• _WORK TO DO_
Reproduce each line of the listing below exactly, without changing anything.

[Records in a dataset]
## start
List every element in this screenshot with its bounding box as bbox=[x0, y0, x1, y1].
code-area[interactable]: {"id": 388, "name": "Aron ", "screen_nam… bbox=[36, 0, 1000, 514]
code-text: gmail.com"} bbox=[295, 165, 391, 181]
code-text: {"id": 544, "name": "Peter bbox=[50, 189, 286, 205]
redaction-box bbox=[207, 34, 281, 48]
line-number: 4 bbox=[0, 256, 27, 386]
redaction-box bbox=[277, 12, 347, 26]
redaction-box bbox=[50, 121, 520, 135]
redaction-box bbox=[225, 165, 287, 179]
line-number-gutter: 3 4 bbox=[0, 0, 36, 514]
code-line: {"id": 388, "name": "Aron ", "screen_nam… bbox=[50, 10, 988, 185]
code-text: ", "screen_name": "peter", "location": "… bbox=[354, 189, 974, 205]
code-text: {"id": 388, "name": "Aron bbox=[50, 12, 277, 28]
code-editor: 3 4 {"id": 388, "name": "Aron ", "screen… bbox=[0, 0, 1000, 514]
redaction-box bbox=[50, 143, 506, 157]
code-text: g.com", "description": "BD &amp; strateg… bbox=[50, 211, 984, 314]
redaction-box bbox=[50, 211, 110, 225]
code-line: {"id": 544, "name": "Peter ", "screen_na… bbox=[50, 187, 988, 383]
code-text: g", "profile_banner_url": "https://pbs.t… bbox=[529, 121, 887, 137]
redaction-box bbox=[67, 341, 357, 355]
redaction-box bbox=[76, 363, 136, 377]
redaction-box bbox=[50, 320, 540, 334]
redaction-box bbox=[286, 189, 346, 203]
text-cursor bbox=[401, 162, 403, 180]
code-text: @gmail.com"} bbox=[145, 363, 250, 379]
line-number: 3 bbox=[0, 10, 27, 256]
## end
• _ANSWER TO THIS TASK_
List every element in this screenshot with its bounding box as bbox=[x0, y0, x1, y1].
code-area[interactable]: {"id": 388, "name": "Aron ", "screen_nam… bbox=[36, 0, 1000, 514]
code-text: gmail.com"} bbox=[295, 165, 391, 181]
code-text: {"id": 544, "name": "Peter bbox=[50, 189, 286, 205]
redaction-box bbox=[207, 34, 281, 48]
line-number: 4 bbox=[0, 256, 27, 386]
redaction-box bbox=[277, 12, 347, 26]
redaction-box bbox=[50, 121, 520, 135]
redaction-box bbox=[225, 165, 287, 179]
line-number-gutter: 3 4 bbox=[0, 0, 36, 514]
code-line: {"id": 388, "name": "Aron ", "screen_nam… bbox=[50, 10, 988, 185]
code-text: ", "screen_name": "peter", "location": "… bbox=[354, 189, 974, 205]
code-text: {"id": 388, "name": "Aron bbox=[50, 12, 277, 28]
code-editor: 3 4 {"id": 388, "name": "Aron ", "screen… bbox=[0, 0, 1000, 514]
redaction-box bbox=[50, 143, 506, 157]
code-text: g.com", "description": "BD &amp; strateg… bbox=[50, 211, 984, 314]
redaction-box bbox=[50, 211, 110, 225]
code-line: {"id": 544, "name": "Peter ", "screen_na… bbox=[50, 187, 988, 383]
code-text: g", "profile_banner_url": "https://pbs.t… bbox=[529, 121, 887, 137]
redaction-box bbox=[67, 341, 357, 355]
redaction-box bbox=[76, 363, 136, 377]
redaction-box bbox=[50, 320, 540, 334]
redaction-box bbox=[286, 189, 346, 203]
text-cursor bbox=[401, 162, 403, 180]
code-text: @gmail.com"} bbox=[145, 363, 250, 379]
line-number: 3 bbox=[0, 10, 27, 256]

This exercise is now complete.